◆ **PROBLEM**
Read the data and repeat it in full, exactly.

◆ **DATA LINES**
::::
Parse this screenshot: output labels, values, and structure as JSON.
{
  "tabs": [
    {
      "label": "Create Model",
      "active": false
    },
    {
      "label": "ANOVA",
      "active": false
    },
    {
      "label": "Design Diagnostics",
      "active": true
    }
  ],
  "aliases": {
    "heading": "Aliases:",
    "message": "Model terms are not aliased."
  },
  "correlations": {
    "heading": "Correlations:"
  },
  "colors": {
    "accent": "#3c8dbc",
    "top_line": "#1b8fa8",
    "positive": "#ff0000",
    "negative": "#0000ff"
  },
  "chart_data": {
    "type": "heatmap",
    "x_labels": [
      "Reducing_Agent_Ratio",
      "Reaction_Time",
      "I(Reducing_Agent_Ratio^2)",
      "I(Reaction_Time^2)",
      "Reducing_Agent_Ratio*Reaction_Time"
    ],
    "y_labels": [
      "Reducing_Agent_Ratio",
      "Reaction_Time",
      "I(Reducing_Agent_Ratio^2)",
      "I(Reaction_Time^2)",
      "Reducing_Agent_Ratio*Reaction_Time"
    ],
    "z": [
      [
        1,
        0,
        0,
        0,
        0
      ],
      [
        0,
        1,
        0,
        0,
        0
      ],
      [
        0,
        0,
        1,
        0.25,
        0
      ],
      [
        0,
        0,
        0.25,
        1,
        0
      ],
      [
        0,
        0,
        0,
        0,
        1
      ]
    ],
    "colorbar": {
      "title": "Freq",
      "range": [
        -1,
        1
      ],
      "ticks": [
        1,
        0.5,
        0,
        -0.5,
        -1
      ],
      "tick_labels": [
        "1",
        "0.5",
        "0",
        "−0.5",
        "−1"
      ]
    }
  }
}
::::
◆ **EXPECTED ANSWER**
Parse this screenshot: output labels, values, and structure as JSON.
{
  "tabs": [
    {
      "label": "Create Model",
      "active": false
    },
    {
      "label": "ANOVA",
      "active": false
    },
    {
      "label": "Design Diagnostics",
      "active": true
    }
  ],
  "aliases": {
    "heading": "Aliases:",
    "message": "Model terms are not aliased."
  },
  "correlations": {
    "heading": "Correlations:"
  },
  "colors": {
    "accent": "#3c8dbc",
    "top_line": "#1b8fa8",
    "positive": "#ff0000",
    "negative": "#0000ff"
  },
  "chart_data": {
    "type": "heatmap",
    "x_labels": [
      "Reducing_Agent_Ratio",
      "Reaction_Time",
      "I(Reducing_Agent_Ratio^2)",
      "I(Reaction_Time^2)",
      "Reducing_Agent_Ratio*Reaction_Time"
    ],
    "y_labels": [
      "Reducing_Agent_Ratio",
      "Reaction_Time",
      "I(Reducing_Agent_Ratio^2)",
      "I(Reaction_Time^2)",
      "Reducing_Agent_Ratio*Reaction_Time"
    ],
    "z": [
      [
        1,
        0,
        0,
        0,
        0
      ],
      [
        0,
        1,
        0,
        0,
        0
      ],
      [
        0,
        0,
        1,
        0.25,
        0
      ],
      [
        0,
        0,
        0.25,
        1,
        0
      ],
      [
        0,
        0,
        0,
        0,
        1
      ]
    ],
    "colorbar": {
      "title": "Freq",
      "range": [
        -1,
        1
      ],
      "ticks": [
        1,
        0.5,
        0,
        -0.5,
        -1
      ],
      "tick_labels": [
        "1",
        "0.5",
        "0",
        "−0.5",
        "−1"
      ]
    }
  }
}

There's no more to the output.